AUSGEWÄHLTER AUSZUG:
+++++
Ipsi wenn deine oben genannten Vorschläge keine Forderungen, sondern nur Utopie sind und du daran zweifelst, dass sie überhaupt durchführbar wären, dann verstehe ich nicht recht, warum du das existierende System so kritisierst. Gibt es doch aus deinen Ausführungen nach folglich keine wirklich mögliche Alternative, sondern nur eine rein fiktive.

Die Zirkulation in den Räten ist meiner Einschätzung nach kein sicheres Mittel gegen Lobbyismus und Korruption, weil hinter den Personen in den Räten immer noch Wirtschaftsbosse ihre Finger im Spiel haben könnten. Bei einem solchen System müssten zwar mehr Personen bestochen werden, aber auch das halte ich für realistisch.
Daneben sehe ich bei diesem System den großen Nachteil, dass sich die Bürokratie noch weiter erhöhen wird, weil die Macht noch mehr unter mehreren Menschen aufgeteilt werden würde. Beschlüsse würden noch länger dauern und noch schwerer sein durchzusetzen, weil sie durch noch mehr Instanzen gehen müsste. Um das zu vermeiden könnte man auch zu einer Kleinstaaterei zurückkehren, in dem jedes Gebiet seine eigene unabhängige Regierung hätte... aber so ein System wäre in der heutigen Weltordnung imo kaum überlebensfähig.
+++++
AUFGABE 1: Gib den Auszug ab „Daneben sehe ich“ bis einschließlich „imo kaum überlebensfähig.“ erneut wieder und tausche dabei „Bürokratie“ gegen „Verwaltung“ aus.
Der Auszug und der Datenblock stammen aus unterschiedlichen Quellen.

Ein Datenblock:
+++++
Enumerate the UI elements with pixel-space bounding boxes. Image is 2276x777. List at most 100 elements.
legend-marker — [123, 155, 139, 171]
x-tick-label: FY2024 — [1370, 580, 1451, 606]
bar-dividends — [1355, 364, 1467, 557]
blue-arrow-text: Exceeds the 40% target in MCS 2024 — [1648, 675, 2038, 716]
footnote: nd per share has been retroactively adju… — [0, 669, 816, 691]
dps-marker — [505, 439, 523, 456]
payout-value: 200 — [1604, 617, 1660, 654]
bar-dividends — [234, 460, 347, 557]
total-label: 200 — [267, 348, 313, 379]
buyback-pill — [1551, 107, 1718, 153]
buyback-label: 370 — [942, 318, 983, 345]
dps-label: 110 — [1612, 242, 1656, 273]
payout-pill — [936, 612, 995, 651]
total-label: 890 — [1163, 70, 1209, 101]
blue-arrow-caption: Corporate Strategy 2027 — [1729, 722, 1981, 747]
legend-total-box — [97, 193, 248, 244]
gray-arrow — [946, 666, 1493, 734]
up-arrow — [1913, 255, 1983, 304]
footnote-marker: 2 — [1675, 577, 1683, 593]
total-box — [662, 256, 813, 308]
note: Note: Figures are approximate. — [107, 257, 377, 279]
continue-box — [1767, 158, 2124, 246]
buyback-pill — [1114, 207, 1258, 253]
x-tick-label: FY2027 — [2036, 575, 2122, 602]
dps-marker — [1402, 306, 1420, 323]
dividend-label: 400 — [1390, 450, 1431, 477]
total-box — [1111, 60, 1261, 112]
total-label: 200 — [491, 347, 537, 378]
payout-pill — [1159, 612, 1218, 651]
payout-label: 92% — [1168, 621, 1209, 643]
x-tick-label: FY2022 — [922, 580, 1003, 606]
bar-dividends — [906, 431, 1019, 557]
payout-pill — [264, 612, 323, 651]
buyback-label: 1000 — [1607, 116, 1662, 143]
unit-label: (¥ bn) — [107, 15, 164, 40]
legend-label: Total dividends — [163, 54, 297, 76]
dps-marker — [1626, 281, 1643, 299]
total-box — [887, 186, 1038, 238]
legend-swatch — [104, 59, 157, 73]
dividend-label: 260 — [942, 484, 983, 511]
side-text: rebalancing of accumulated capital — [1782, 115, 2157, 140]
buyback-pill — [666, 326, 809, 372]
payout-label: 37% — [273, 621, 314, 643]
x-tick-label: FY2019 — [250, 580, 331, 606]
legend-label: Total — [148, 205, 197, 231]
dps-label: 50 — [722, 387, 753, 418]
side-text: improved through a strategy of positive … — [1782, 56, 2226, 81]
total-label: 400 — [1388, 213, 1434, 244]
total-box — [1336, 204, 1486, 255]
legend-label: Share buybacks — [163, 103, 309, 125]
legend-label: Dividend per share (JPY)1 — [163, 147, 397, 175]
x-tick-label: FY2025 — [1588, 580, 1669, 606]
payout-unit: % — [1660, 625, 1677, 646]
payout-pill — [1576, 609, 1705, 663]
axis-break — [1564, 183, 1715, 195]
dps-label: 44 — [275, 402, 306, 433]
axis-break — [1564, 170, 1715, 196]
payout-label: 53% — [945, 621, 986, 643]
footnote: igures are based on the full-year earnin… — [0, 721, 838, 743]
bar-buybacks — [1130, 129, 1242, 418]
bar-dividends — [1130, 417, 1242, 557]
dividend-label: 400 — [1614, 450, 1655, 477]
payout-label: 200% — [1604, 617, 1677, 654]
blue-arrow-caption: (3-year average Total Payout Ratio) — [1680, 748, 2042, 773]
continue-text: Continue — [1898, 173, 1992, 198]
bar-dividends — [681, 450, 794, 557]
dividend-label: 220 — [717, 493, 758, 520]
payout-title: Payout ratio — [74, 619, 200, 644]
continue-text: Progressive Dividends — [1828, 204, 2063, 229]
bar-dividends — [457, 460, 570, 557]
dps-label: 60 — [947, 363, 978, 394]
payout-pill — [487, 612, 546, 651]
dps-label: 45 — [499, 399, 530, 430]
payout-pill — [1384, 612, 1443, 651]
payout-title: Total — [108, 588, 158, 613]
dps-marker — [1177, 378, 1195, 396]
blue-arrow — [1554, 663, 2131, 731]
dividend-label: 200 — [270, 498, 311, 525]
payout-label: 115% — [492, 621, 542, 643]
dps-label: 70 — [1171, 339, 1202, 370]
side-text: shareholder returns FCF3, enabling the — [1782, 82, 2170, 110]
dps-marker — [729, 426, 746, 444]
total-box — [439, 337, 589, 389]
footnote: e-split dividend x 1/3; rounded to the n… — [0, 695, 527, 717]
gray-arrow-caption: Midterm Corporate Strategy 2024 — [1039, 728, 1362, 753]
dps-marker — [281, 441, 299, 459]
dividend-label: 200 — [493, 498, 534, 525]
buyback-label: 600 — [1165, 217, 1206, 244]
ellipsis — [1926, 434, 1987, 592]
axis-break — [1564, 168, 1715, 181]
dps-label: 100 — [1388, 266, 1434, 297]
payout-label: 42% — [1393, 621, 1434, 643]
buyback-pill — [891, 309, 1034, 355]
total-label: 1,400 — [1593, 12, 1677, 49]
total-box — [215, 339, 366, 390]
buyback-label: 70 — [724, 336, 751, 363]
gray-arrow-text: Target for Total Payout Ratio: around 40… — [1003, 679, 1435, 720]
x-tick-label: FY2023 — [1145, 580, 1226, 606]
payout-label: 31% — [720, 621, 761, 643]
+++++
AUFGABE 2: Schreibe die Zeilen vom Anfang des Datenblocks bis einschließlich der Zeile mit „footnote: nd per“ unverändert ab.

ANTWORT 1:
Daneben sehe ich bei diesem System den großen Nachteil, dass sich die Verwaltung noch weiter erhöhen wird, weil die Macht noch mehr unter mehreren Menschen aufgeteilt werden würde. Beschlüsse würden noch länger dauern und noch schwerer sein durchzusetzen, weil sie durch noch mehr Instanzen gehen müsste. Um das zu vermeiden könnte man auch zu einer Kleinstaaterei zurückkehren, in dem jedes Gebiet seine eigene unabhängige Regierung hätte... aber so ein System wäre in der heutigen Weltordnung imo kaum überlebensfähig.

ANTWORT 2:
Enumerate the UI elements with pixel-space bounding boxes. Image is 2276x777. List at most 100 elements.
legend-marker — [123, 155, 139, 171]
x-tick-label: FY2024 — [1370, 580, 1451, 606]
bar-dividends — [1355, 364, 1467, 557]
blue-arrow-text: Exceeds the 40% target in MCS 2024 — [1648, 675, 2038, 716]
footnote: nd per share has been retroactively adju… — [0, 669, 816, 691]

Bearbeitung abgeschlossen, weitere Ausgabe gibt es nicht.